## Problem 1
Change the stretch of the records from the line containing "Patent image size: (1071, 1307)." through the line containing "The right camera 60C is at (830, 962)." by replacing "apparatus" with "device", leaving all else unchanged. Return only those lines.

Friday, March 30, 2018

Final Walk - A Good Friday Meditation

After the dust and palm frond waves,
no steps seem more daunting,
even though each one forward paves,
despite bullies and faithless taunting,
a way, of being and living, that saves.

Servant leadership nixes vaunting
whose lie of pride and wealth behaves
so conspicuously mean and flaunting
— but all who would deny, poor knaves,
might ultimately be left empty and wanting
once redeeming love frees all of us slaves.


Good Friday is a day intended introspection rather than guilt. A newspaper headline about this day might read, “Man Acting Suspiciously Executed in Name of Empire,” and that brings it forward a few thousand years, doesn’t it?

I mean, why kill someone like the man from Nazareth? Why not sentence him to jail? After all, he did advise people that they should give Caesar what was due.

Well, it is all about the meta-message, and that was in part about upending the social strata. But that wasn’t the whole story.

Jesus tried to communicate to people that nothing about their lives was inevitable, unless they allowed it to be so. Oppression at the hands of functionaries of the Empire was the least of the difficulty. Tribalism and taboos; orthodoxy and the inevitable hypocrisy that accompanies that way of being and thinking; the creation and maintenance of ghettos—and by that I don’t just mean the ghettos that are imposed to shut people in (those are very real and devastating), but the ones we willingly create to shut people out. Jesus was trying to let us know that the fastest way to redress societal ills is not to blame, condemn, and fight, but to mitigate, ameliorate and serve.

## Records supplied

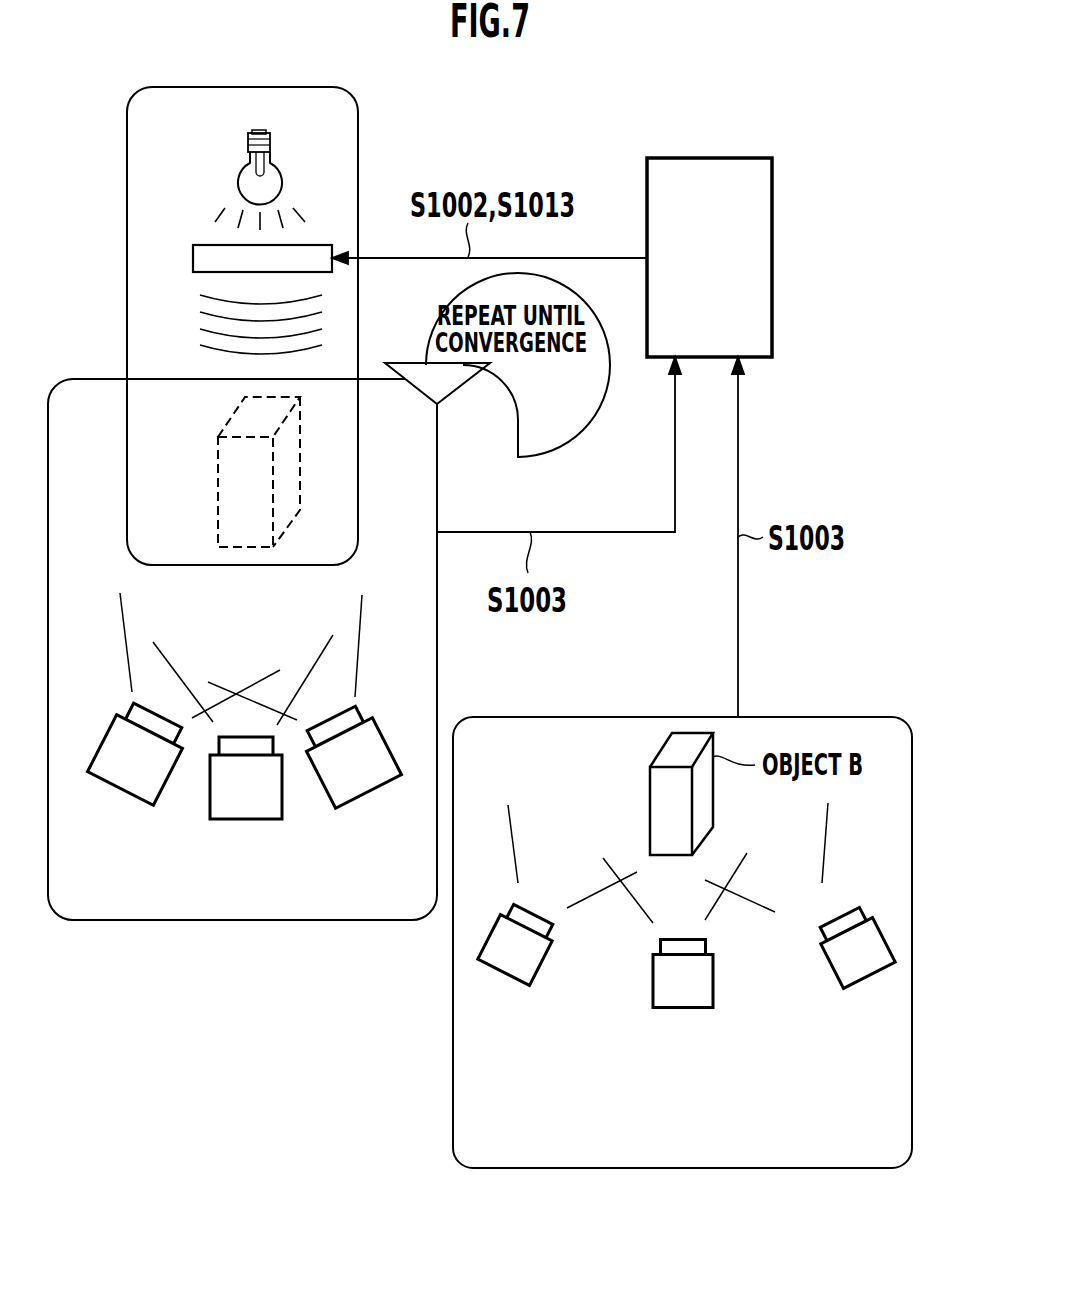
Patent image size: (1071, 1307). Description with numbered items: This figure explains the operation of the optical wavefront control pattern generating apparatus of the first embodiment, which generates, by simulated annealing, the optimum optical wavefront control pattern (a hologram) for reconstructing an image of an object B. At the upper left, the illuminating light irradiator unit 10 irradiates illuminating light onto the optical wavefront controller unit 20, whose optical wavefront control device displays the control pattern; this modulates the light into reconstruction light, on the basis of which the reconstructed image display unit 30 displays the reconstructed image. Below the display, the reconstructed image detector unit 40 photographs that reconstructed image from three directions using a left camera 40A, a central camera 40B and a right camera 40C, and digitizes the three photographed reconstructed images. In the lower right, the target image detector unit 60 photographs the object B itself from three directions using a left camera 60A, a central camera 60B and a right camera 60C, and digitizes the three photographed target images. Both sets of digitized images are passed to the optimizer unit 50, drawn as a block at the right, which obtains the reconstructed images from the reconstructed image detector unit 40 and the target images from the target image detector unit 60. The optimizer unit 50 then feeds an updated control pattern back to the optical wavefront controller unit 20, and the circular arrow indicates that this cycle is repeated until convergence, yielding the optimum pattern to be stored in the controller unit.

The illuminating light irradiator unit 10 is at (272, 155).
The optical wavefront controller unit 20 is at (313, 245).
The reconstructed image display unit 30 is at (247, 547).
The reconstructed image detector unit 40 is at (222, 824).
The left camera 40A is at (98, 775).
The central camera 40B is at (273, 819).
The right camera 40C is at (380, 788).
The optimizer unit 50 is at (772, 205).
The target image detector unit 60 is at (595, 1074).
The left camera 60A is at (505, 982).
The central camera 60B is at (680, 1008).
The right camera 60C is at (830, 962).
==
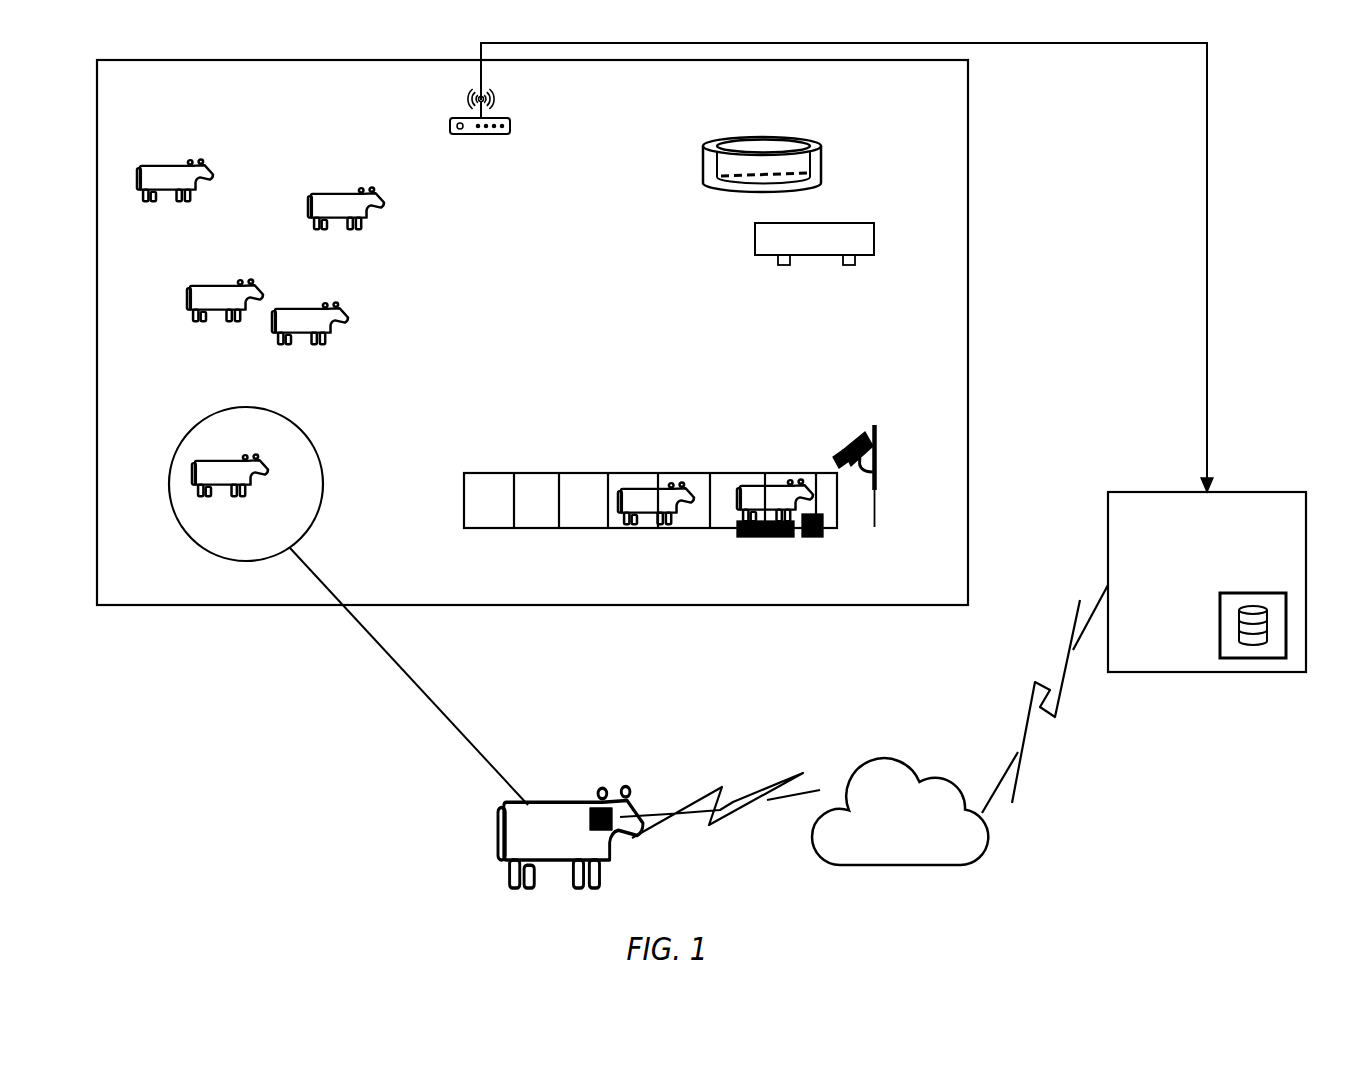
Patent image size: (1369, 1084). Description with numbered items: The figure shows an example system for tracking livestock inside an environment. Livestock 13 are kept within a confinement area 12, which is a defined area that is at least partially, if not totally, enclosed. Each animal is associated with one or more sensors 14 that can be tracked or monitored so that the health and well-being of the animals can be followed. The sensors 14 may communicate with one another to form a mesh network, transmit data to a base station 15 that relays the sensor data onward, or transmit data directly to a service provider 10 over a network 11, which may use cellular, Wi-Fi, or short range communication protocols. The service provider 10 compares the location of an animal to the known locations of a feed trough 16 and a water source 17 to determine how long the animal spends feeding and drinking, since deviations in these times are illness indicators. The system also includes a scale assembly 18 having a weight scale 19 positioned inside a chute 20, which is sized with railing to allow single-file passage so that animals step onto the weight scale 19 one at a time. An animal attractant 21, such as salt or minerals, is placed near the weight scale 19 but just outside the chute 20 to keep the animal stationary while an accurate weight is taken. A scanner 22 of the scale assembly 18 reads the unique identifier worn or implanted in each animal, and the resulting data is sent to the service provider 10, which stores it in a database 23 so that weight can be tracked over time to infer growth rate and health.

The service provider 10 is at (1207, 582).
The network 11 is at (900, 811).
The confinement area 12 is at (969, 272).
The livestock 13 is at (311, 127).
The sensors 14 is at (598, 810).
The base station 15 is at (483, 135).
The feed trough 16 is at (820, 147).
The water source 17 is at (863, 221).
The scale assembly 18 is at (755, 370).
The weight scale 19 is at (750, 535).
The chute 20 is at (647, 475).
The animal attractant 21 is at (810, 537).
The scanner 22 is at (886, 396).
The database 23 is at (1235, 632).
...
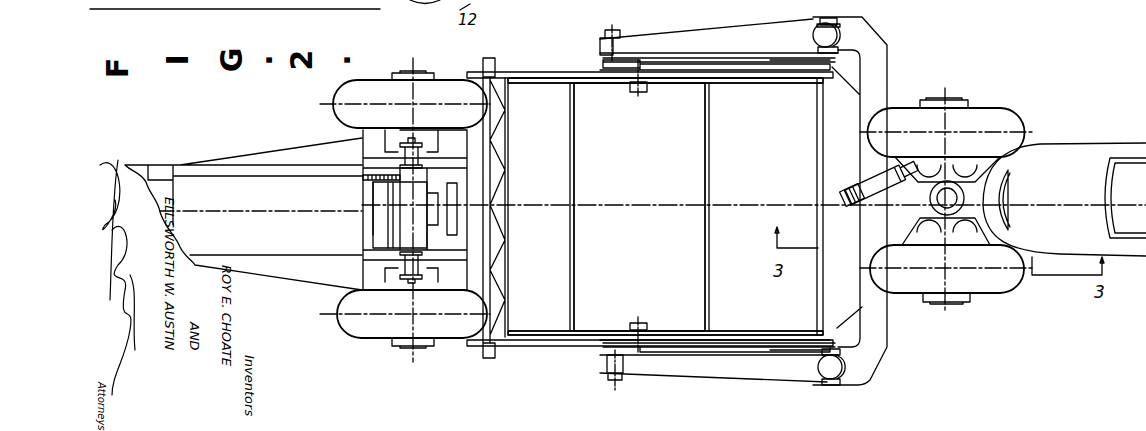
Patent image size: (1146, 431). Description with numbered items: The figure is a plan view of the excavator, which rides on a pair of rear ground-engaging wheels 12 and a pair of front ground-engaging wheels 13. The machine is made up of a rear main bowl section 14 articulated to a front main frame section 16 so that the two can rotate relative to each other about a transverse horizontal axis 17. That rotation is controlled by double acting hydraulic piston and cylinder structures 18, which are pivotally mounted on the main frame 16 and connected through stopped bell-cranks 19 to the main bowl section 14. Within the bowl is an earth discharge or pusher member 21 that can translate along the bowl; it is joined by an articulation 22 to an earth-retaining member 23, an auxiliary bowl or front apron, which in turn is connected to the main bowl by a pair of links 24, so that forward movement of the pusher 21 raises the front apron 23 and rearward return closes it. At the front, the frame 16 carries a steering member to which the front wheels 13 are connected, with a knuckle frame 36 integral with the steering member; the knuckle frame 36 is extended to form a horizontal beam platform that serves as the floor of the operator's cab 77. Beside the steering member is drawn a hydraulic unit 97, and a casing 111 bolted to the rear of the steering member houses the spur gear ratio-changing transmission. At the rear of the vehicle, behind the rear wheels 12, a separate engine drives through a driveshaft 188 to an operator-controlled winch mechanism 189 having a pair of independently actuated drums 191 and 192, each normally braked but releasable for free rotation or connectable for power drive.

## Problem 2
Extend the Good Friday meditation onward from its last sentence.

## Right answer 1
Patent image size: (1071, 1307). Description with numbered items: This figure explains the operation of the optical wavefront control pattern generating device of the first embodiment, which generates, by simulated annealing, the optimum optical wavefront control pattern (a hologram) for reconstructing an image of an object B. At the upper left, the illuminating light irradiator unit 10 irradiates illuminating light onto the optical wavefront controller unit 20, whose optical wavefront control device displays the control pattern; this modulates the light into reconstruction light, on the basis of which the reconstructed image display unit 30 displays the reconstructed image. Below the display, the reconstructed image detector unit 40 photographs that reconstructed image from three directions using a left camera 40A, a central camera 40B and a right camera 40C, and digitizes the three photographed reconstructed images. In the lower right, the target image detector unit 60 photographs the object B itself from three directions using a left camera 60A, a central camera 60B and a right camera 60C, and digitizes the three photographed target images. Both sets of digitized images are passed to the optimizer unit 50, drawn as a block at the right, which obtains the reconstructed images from the reconstructed image detector unit 40 and the target images from the target image detector unit 60. The optimizer unit 50 then feeds an updated control pattern back to the optical wavefront controller unit 20, and the circular arrow indicates that this cycle is repeated until convergence, yielding the optimum pattern to be stored in the controller unit.

The illuminating light irradiator unit 10 is at (272, 155).
The optical wavefront controller unit 20 is at (313, 245).
The reconstructed image display unit 30 is at (247, 547).
The reconstructed image detector unit 40 is at (222, 824).
The left camera 40A is at (98, 775).
The central camera 40B is at (273, 819).
The right camera 40C is at (380, 788).
The optimizer unit 50 is at (772, 205).
The target image detector unit 60 is at (595, 1074).
The left camera 60A is at (505, 982).
The central camera 60B is at (680, 1008).
The right camera 60C is at (830, 962).

## Right answer 2
Said another way, whenever we complain, act out or wait for someone else to solve a problem, we’re not writing ourselves into the solution; further, we are diminishing ourselves. This is not at all to say that organization and protest can be minimized to “complaint” or “acting out.” Jesus and his followers were construed to be rabble-rousers, but when they went into communities, their intent was to serve, and serve they did.

Some tried to say that what Jesus and his followers were doing was illegal, and if there was indeed a real trial, Jesus would have been convicted based on court legalities. In truth, what Jesus suggested is that to do the right thing, we are sometimes forced to act outside human law, especially where it is constructed to ensnare and weaken people in ways that serve no positive societal purpose (a real example: A court demanded a million dollars in bail for the release of a transient accused of arson. What purpose did that serve? There was no one to come forward for the man; the bail might even have been as low as $10K, and this man would have been stuck in jail.) or that are divisive toward the community.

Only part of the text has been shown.